» **Fragmento del documento**
⁂

Columna de opinión
Por Antonio González Otálora – Agonzalezotalora54@gmail.com
Se podría decir, sin temor a equivocarnos que existe un consenso universal acerca de que la educación es uno de los factores que contribuye de modo decisivo al desarrollo de los individuos y de los pueblos. Actualmente, es cada vez más aceptado que, para la inserción exitosa del hombre en los cambios acelerados que se producen en todas las esferas de la vida humana, la educación se resignifica en sus funciones sociales, convirtiéndose en una herramienta estratégica para la formación de la nueva ciudadanía del siglo XXI.
Cambios acelerados en la producción, procesamiento y distribución de la información; avances en la ciencia y la tecnología; reconfiguración de las estructuras de poder y de las formas de ejercicio de la ciudadanía; así como crisis de diverso orden, son solamente algunos de los fenómenos que marcan el mundo de hoy. Este campo de tensiones interpela a la educación, la cual se ve puesta en cuestión y es desafiada a transformarse y a agenciar procesos de formación haciendo frente a criterios eficientistas que intentan imponerse, en no pocas ocasiones, sobre aquellos de tipo pedagógico orientados a la generación de condiciones de desarrollo social.
Pensar en el desarrollo humano desde la escuela nos debe hacer reflexionar, según Ospina Serna (2003)[1] en la necesidad de un proceso educativo orientado al empoderamiento de los niños y los jóvenes desde el desarrollo de su potencial afectivo, su potencial creativo y su potencial ético. Agrega Ospina Serna que el desarrollo potencial afectivo se debe articular alrededor de un trabajo centrado en el fortalecimiento del autoconcepto de los niños y los jóvenes, de su capacidad de expresar y recibir afecto y de su capacidad para aceptar y vivir actitudes de equidad y de justicia. El desarrollo potencial creativo debe orientarse hacia la capacidad de los niños y jóvenes para enfrentar y resolver conflictos, mientras que el desarrollo del potencial ético debe formar valores y fortalecer en los niños su posibilidad de participación y vivencia de sus deberes y derechos. Es por eso que necesitamos proyectos escolares que de manera integral incidan en la vida de las instituciones educativas, en sus espacios curriculares, en los recreos, manuales de convivencia, organismos de representación, escuelas de padres y relaciones con la comunidad.

⁂

» **Por hacer**
1 > Duplica el fragmento de la columna que va desde "Cambios acelerados en" hasta "de desarrollo social.", ambos incluidos.
2 > Según la columna, ¿hacia qué capacidad debe orientarse el desarrollo del potencial creativo?
El material no guarda relación con la columna.

» **Datos proporcionados**
⁂

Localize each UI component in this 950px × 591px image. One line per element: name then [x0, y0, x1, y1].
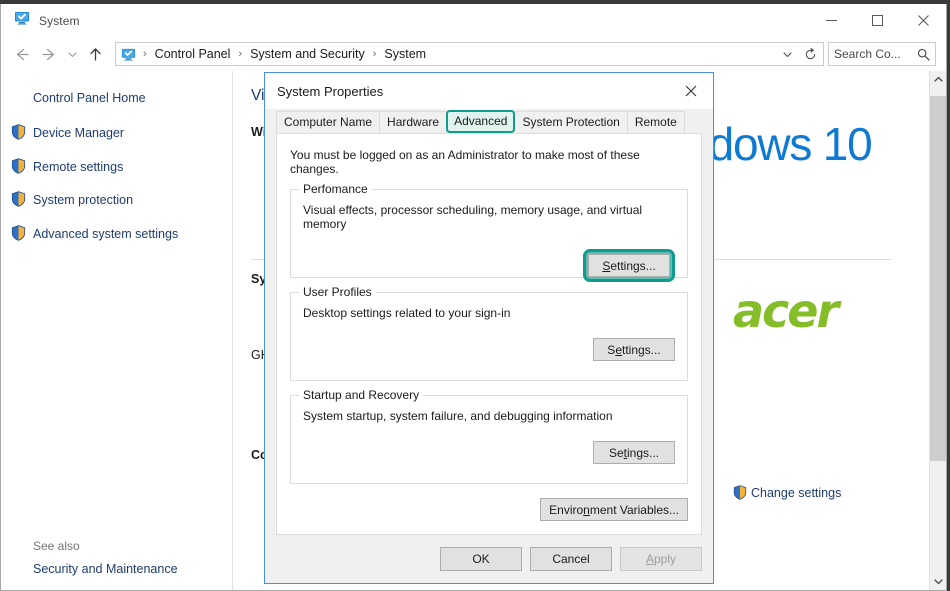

⁂

» **Soluciones**
1 >
Cambios acelerados en la producción, procesamiento y distribución de la información; avances en la ciencia y la tecnología; reconfiguración de las estructuras de poder y de las formas de ejercicio de la ciudadanía; así como crisis de diverso orden, son solamente algunos de los fenómenos que marcan el mundo de hoy. Este campo de tensiones interpela a la educación, la cual se ve puesta en cuestión y es desafiada a transformarse y a agenciar procesos de formación haciendo frente a criterios eficientistas que intentan imponerse, en no pocas ocasiones, sobre aquellos de tipo pedagógico orientados a la generación de condiciones de desarrollo social.

2 > Hacia la capacidad de los niños y jóvenes para enfrentar y resolver conflictos.